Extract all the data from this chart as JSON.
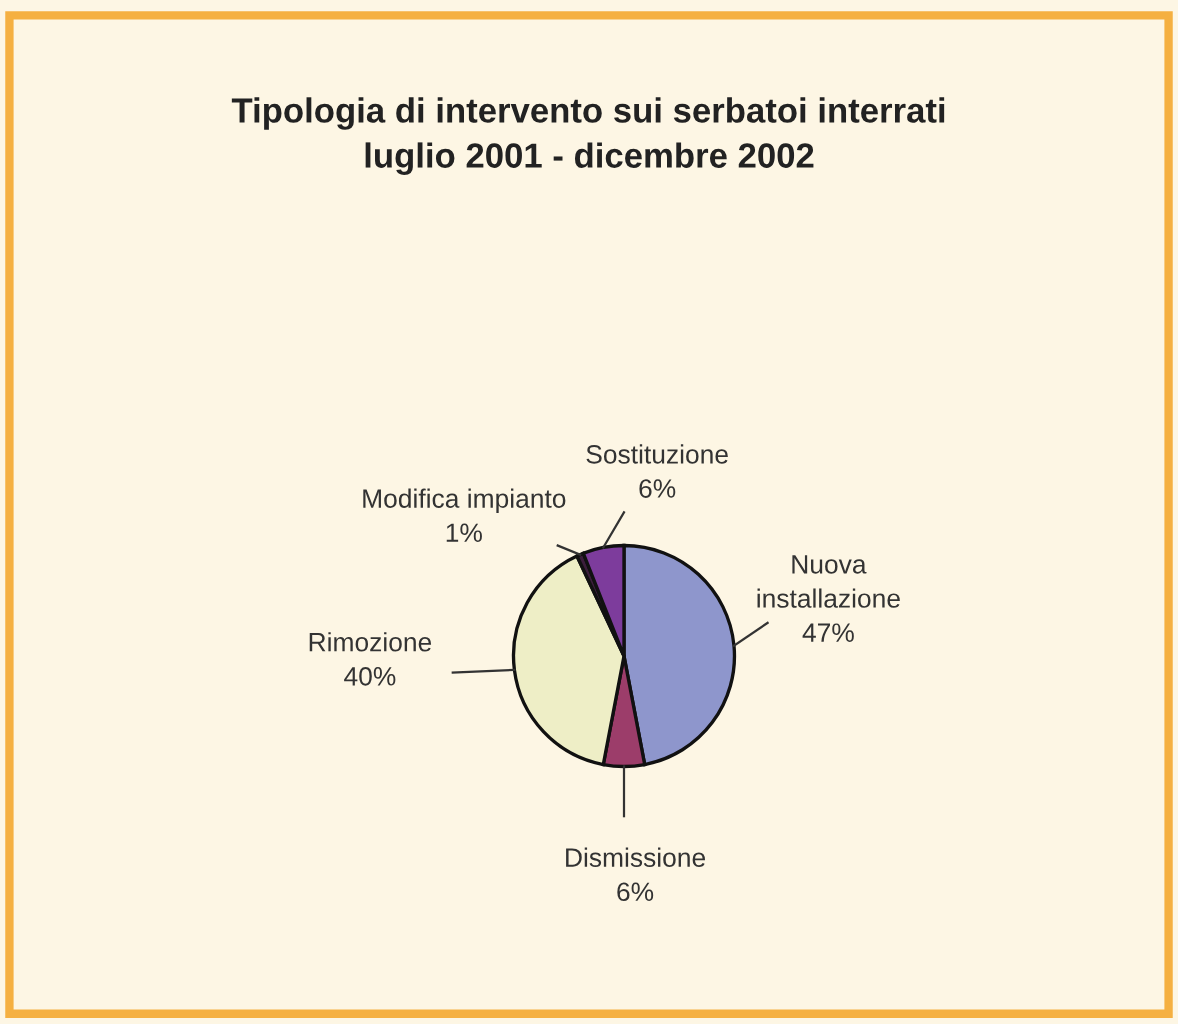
{
  "chart_data": {
    "type": "pie",
    "title": "Tipologia di intervento sui serbatoi interrati\nluglio 2001 - dicembre 2002",
    "categories": [
      "Nuova\ninstallazione",
      "Dismissione",
      "Rimozione",
      "Modifica impianto",
      "Sostituzione"
    ],
    "values": [
      47,
      6,
      40,
      1,
      6
    ],
    "value_labels": [
      "47%",
      "6%",
      "40%",
      "1%",
      "6%"
    ],
    "colors": [
      "#8e96cc",
      "#9c3d6a",
      "#eeeec6",
      "#3c1e3c",
      "#7d3c9c"
    ]
  }
}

* **EXERCISE DETAILS**:
Reproduce all the entries that precede this task, word for word, minus any pictures.

* **EXERCISE SOLUTION**:
Extract all the data from this chart as JSON.
{
  "chart_data": {
    "type": "pie",
    "title": "Tipologia di intervento sui serbatoi interrati\nluglio 2001 - dicembre 2002",
    "categories": [
      "Nuova\ninstallazione",
      "Dismissione",
      "Rimozione",
      "Modifica impianto",
      "Sostituzione"
    ],
    "values": [
      47,
      6,
      40,
      1,
      6
    ],
    "value_labels": [
      "47%",
      "6%",
      "40%",
      "1%",
      "6%"
    ],
    "colors": [
      "#8e96cc",
      "#9c3d6a",
      "#eeeec6",
      "#3c1e3c",
      "#7d3c9c"
    ]
  }
}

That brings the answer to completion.